The forum post below proposes a fairer speed test in which four bitmaps are multiplied together in one shade tree. Explain why that setup is fairer than the original test.

▸ DOCUMENT EXTRACT:
========

Changsoo,
Not only was Zap enjoying his weekend, he was asleep.
Now, the test being set up is pretty unfair the way it is made.
Scanline renderer calling a max legacy Bitmap is almost - but not quite - as simple as a function call that looks up a single in-memory piece of data. It's not that simple (there's some trilinear-ish sampling - that max calls "Pyramid" - going on), but that's roughly it.
Calling OSL bitmap from scanline, means that a scanline "ShadeContext" class has to be rearranged into a an OSL "ShaderGlobal" class. There's not a giant amount of work, but its' also non-zero.
Then, OSL bitmap calls OIIO which, as Larry correctly pointed out, gives you - through a clever layer of demand loading cache magic - a beufitul bicubically interpolated pixel. Which is definitely also more work.
I'm guessing the reason it's closer in Arnold is probably because Arnold is doing the Arnold OSL thing (not using the OSL in max itself), which is probably fairly optimal (since the shading language was written with (SPI version of) Arnold in mind originally). It probably has little to nothing to do to re-juggle the Arnold "AtShaderGlobals" into OSL "ShaderGlobals" (which the name alone would suggest). Or maybe Arnold is using a different filtering as a default - I actually don't know....
Here's a test I would suggest you do that is fairer. Since the overhead I mention above is to "enter the world of OSL", and happens only once for an entire shade tree, you can try something like this:
Take two max Bitmap, and put them through, say, an RGB Multiply. Copy this entire shade tree, and take the output of both into another multiply, giving you the multiplied value of all four textures.
Right-click the rightmost node, and use "Render Map". Set some high resolution so you can get some good timings. Measure this time.
Now set up the equivalent OSL tree doing the same thing. Compare the timings.
Also, you can edit the OSL texture shader and change the texture lookup line so it reads:
Col = texture(Filename, ulookup, vlookup, "wrap", WrapMode, "alpha", A, "interp", "linear");
This will test without the default bicubic filtering.
The idea with max's OSL support is that if your renderer supports OSL, use your renderers OSL (like Arnold is doing), which may potentially allow some kind of magical optimizations.
The OSL that can any renderer can execute via EvalColor using the classic C++ shader API also works fine - but the small-but-nonzero overhead to turn a ShadeContext into ShaderGlobals will be there. But that overhead is only once for an entire shade tree (if the whole tree is OSL). In practice, for any real world scene's real world shading, it's quite negligeble.
/Z

========

▸ RECORD EXCERPTS:
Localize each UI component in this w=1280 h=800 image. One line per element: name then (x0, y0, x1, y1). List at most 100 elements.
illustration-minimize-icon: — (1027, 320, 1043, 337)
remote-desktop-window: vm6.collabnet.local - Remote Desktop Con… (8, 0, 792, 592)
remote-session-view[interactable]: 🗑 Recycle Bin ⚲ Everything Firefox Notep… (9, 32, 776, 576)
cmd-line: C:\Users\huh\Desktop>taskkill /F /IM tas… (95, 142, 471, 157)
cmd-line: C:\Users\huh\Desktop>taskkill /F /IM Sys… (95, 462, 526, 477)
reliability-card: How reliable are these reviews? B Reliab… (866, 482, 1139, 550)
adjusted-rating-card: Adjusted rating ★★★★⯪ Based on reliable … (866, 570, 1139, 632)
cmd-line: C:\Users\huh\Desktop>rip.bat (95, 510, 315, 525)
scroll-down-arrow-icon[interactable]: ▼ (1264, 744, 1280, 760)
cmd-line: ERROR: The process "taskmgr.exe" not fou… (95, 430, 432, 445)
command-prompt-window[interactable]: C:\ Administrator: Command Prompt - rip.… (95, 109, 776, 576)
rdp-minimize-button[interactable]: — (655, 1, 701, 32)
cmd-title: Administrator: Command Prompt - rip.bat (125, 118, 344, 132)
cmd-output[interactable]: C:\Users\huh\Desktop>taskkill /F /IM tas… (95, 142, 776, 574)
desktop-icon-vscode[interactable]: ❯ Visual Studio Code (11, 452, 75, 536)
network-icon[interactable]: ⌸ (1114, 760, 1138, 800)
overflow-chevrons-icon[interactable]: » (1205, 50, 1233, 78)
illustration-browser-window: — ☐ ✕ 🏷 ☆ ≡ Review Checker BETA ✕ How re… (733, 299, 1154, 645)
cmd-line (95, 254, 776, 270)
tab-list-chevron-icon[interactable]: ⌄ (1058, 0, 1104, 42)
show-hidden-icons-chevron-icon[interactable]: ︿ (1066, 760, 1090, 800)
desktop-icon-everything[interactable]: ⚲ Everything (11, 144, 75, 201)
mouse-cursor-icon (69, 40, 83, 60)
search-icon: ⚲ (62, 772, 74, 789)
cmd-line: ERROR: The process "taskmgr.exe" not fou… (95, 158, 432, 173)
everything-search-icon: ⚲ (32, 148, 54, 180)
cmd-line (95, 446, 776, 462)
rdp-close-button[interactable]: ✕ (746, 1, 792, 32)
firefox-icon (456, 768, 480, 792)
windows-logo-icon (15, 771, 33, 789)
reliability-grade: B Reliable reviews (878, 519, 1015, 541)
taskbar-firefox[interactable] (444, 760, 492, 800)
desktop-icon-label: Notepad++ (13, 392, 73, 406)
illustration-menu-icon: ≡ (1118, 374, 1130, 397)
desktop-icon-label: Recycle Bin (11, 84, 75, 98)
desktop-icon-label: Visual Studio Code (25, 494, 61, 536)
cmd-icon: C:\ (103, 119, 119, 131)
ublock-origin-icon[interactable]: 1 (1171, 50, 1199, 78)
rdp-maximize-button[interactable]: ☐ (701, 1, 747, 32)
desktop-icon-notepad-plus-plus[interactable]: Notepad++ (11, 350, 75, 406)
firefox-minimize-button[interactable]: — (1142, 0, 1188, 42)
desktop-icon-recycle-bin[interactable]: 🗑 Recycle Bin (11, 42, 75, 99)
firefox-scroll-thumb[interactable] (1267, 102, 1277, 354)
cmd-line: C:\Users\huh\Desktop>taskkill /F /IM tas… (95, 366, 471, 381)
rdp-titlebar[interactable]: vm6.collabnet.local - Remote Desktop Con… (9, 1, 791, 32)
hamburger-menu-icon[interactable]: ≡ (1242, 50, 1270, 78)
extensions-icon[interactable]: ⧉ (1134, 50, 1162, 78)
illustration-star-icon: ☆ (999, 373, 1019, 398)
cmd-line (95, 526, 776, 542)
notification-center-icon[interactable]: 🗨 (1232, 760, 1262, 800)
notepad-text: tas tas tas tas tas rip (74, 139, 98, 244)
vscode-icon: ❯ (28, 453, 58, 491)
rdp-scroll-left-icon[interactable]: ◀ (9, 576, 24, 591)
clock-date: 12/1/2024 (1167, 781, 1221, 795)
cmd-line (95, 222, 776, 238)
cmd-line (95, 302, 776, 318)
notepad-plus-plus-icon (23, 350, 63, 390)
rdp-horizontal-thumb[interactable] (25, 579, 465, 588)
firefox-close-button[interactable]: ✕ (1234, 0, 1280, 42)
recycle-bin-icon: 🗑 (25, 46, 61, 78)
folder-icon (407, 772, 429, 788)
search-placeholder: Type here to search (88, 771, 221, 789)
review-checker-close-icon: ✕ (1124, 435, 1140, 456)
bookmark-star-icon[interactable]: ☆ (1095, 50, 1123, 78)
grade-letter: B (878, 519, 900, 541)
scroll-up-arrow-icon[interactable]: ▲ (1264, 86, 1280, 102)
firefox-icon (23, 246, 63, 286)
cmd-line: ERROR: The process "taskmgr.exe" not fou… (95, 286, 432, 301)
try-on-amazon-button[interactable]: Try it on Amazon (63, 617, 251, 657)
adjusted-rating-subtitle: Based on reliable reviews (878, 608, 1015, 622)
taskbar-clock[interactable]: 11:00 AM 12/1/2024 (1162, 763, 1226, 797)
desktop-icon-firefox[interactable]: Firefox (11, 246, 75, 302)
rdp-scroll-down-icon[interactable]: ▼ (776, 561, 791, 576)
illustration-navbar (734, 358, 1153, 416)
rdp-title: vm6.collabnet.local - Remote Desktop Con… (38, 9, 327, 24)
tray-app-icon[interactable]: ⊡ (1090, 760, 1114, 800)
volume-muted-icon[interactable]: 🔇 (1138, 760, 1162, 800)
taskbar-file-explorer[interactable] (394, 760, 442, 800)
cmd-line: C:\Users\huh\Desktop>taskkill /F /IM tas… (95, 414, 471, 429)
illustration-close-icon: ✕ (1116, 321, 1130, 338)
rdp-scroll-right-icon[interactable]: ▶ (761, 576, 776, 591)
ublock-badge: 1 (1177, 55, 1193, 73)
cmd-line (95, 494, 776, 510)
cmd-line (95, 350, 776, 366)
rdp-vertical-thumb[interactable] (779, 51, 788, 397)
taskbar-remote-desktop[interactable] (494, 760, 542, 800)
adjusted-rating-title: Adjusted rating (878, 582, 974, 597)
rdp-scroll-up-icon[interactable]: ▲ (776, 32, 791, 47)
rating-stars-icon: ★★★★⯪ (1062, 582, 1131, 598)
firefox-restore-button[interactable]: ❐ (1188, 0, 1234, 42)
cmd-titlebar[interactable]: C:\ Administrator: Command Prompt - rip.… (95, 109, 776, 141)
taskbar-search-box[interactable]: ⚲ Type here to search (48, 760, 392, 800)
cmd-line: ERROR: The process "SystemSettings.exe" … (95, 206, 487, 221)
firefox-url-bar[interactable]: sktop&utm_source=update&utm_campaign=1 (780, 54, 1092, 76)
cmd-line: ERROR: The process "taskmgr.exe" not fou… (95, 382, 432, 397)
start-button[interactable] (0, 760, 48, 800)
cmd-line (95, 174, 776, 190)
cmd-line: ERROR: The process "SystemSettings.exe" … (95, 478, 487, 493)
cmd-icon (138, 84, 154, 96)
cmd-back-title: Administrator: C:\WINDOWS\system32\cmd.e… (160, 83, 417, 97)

========

▸ TASK RESPONSE:
The extra cost the post describes is the step of "entering the world of OSL": rearranging the scanline ShadeContext into OSL ShaderGlobals. That cost is paid only once for an entire shade tree. A tree that combines four textures therefore carries the same one-time overhead as a single lookup, so a comparison with the equivalent max Bitmap tree is more even.